● SOURCE EXTRACT:
______
I ended up writing a long rant about agency in my review of Joe Carlsmith’s report on x-risk from power-seeking AI. I’ve polished the rant a bit and posted it into this sequence. The central analogy between APS-AI and self-propelled machines (“Auto-mobiles”) is a fun one, and I suspect the analogy runs much deeper than I’ve explored so far.
For context, the question being discussed is whether we should “expect incentives to push relevant actors to build agentic planning and strategically aware systems [APS systems] in particular, once doing is possible and financially feasible.”
Joe says 80% yes, 20% no:
“The 20% on false, here, comes centrally from the possibility that the combination of agentic planning and strategic awareness isn’t actually that useful or necessary for many tasks -- including tasks that intuitively seem like they would require it (I’m wary, here, of relying too heavily on my “of course task X requires Y” intuitions). For example, perhaps such tasks will mostly be performed using collections of modular/highly specialized systems that don’t together constitute an APS system; and/or using neural networks that aren’t, in the predictively relevant sense sketched in 2.1.2-3, agentic planning and strategically aware. (To be clear: I expect non-APS systems to play a key role in the economy regardless; in the scenarios where (2) is false, though, they’re basically the only game in town.)”
______
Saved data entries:
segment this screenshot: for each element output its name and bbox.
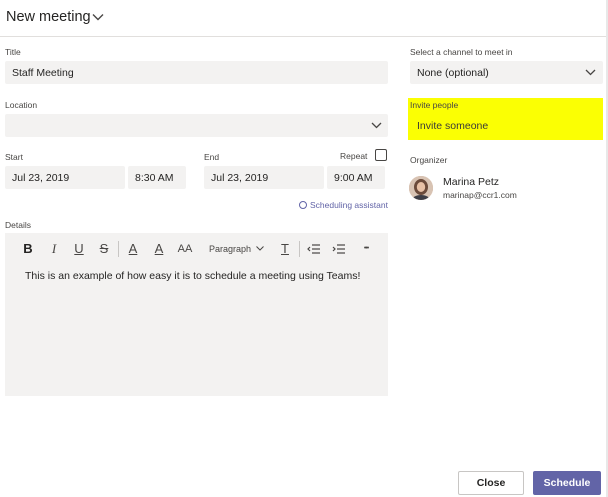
end-time-picker[interactable]: 9:00 AM (327, 166, 385, 189)
organizer-label: Organizer (410, 155, 448, 165)
close-button[interactable]: Close (458, 471, 524, 495)
repeat-checkbox[interactable] (375, 149, 387, 161)
highlight-button[interactable]: A (126, 241, 140, 257)
organizer-email: marinap@ccr1.com (443, 190, 517, 200)
invite-label: Invite people (410, 100, 459, 110)
clear-formatting-button[interactable]: T (278, 241, 292, 257)
location-dropdown[interactable] (5, 114, 388, 137)
page-title: New meeting (6, 9, 91, 25)
toolbar-divider (118, 241, 119, 257)
toolbar-divider (299, 241, 300, 257)
start-date-picker[interactable]: Jul 23, 2019 (5, 166, 125, 189)
end-label: End (204, 152, 220, 162)
details-editor[interactable]: B I U S A A AA Paragraph T ••• This is a… (5, 233, 388, 396)
scheduling-assistant-label: Scheduling assistant (310, 200, 388, 210)
increase-indent-icon[interactable] (332, 244, 346, 254)
organizer-name: Marina Petz (443, 176, 500, 188)
schedule-button[interactable]: Schedule (533, 471, 601, 495)
bold-button[interactable]: B (21, 241, 35, 257)
person-icon (409, 176, 433, 200)
start-time-value: 8:30 AM (135, 171, 174, 184)
details-text: This is an example of how easy it is to … (25, 270, 361, 282)
dialog-header: New meeting (0, 0, 608, 37)
start-label: Start (5, 152, 23, 162)
start-date-value: Jul 23, 2019 (12, 171, 70, 184)
clock-icon (299, 201, 307, 209)
formatting-toolbar: B I U S A A AA Paragraph T ••• (5, 233, 388, 265)
underline-button[interactable]: U (72, 241, 86, 257)
title-input-value: Staff Meeting (12, 66, 74, 79)
invite-placeholder: Invite someone (417, 119, 489, 132)
chevron-down-icon[interactable] (92, 13, 104, 21)
scheduling-assistant-link[interactable]: Scheduling assistant (299, 200, 388, 210)
channel-dropdown[interactable]: None (optional) (410, 61, 603, 84)
strikethrough-button[interactable]: S (97, 241, 111, 257)
end-date-picker[interactable]: Jul 23, 2019 (204, 166, 324, 189)
chevron-down-icon (585, 69, 596, 76)
chevron-down-icon (371, 122, 382, 129)
end-date-value: Jul 23, 2019 (211, 171, 269, 184)
font-size-button[interactable]: AA (177, 241, 193, 257)
channel-label: Select a channel to meet in (410, 47, 513, 57)
end-time-value: 9:00 AM (334, 171, 373, 184)
start-time-picker[interactable]: 8:30 AM (128, 166, 186, 189)
location-label: Location (5, 100, 38, 110)
more-options-button[interactable]: ••• (357, 241, 375, 257)
avatar (409, 176, 433, 200)
decrease-indent-icon[interactable] (307, 244, 321, 254)
font-color-button[interactable]: A (152, 241, 166, 257)
paragraph-label: Paragraph (209, 244, 252, 254)
details-label: Details (5, 220, 31, 230)
title-label: Title (5, 47, 21, 57)
title-input[interactable]: Staff Meeting (5, 61, 388, 84)
channel-value: None (optional) (417, 66, 489, 79)
repeat-label: Repeat (340, 151, 368, 161)
chevron-down-icon (256, 246, 264, 251)
invite-people-input[interactable]: Invite someone (410, 114, 603, 137)
italic-button[interactable]: I (47, 241, 61, 257)
paragraph-dropdown[interactable]: Paragraph (209, 241, 264, 257)
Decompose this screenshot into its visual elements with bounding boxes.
______
● PROBLEM A:
Answer these questions using the passage on APS-AI incentives:
(i) What probability does Joe give for "yes"?
(ii) What name does the writer give to self-propelled machines in the central analogy?
(iii) In what piece of writing did the rant first appear?
● PROBLEM B: Carry on the passage on APS-AI incentives from its last sentence.
The records are separate material and are unrelated to the passage on APS-AI incentives.

● WRITTEN RESPONSE A:
(i) 80%.
(ii) "Auto-mobiles."
(iii) The writer's review of Joe Carlsmith's report on x-risk from power-seeking AI.

● WRITTEN RESPONSE B:
I agree that “of course X requires Y” intuitions have been wrong in the past and also that evidence from how nature solved the problem in humans and nonhuman animals will not necessarily generalize to artificial intelligence. However:
- Beware isolated demands for rigor. Imagine someone in 1950 saying “Some people thought battleships would beat carriers. Others thought that the entire war would be won from the air. Predicting the future is hard; we shouldn’t be confident. Therefore, we shouldn’t assign more than 90% credence to the claim that powerful, portable computers (assuming we figure out how to build them) will be militarily useful, e.g. in weapon guidance systems or submarine sensor suites. Maybe it’ll turn out that it’s cheaper and more effective to just use humans, or bio-engineered dogs, or whatever. Or maybe there’ll be anti-computer weapons that render them useless. Who knows. The future is hard to predict.” This is what Joe-with-skeptic-hat-on sounds like to me. Battleships vs. carriers was a relatively hard prediction problem; whether computers would be militarily useful was an easy one. I claim it is obvious that APS systems will be powerful and useful for some important niches, just like how it was obvious in 1950 that computers would have at least a few important military applications.
- To drive this point home, let me take the reasons Joe gave for skepticism and line-by-line mimic them with a historical analogy to self-propelled machines, i.e. “automotives.” Left-hand column is entirely quotes from the report.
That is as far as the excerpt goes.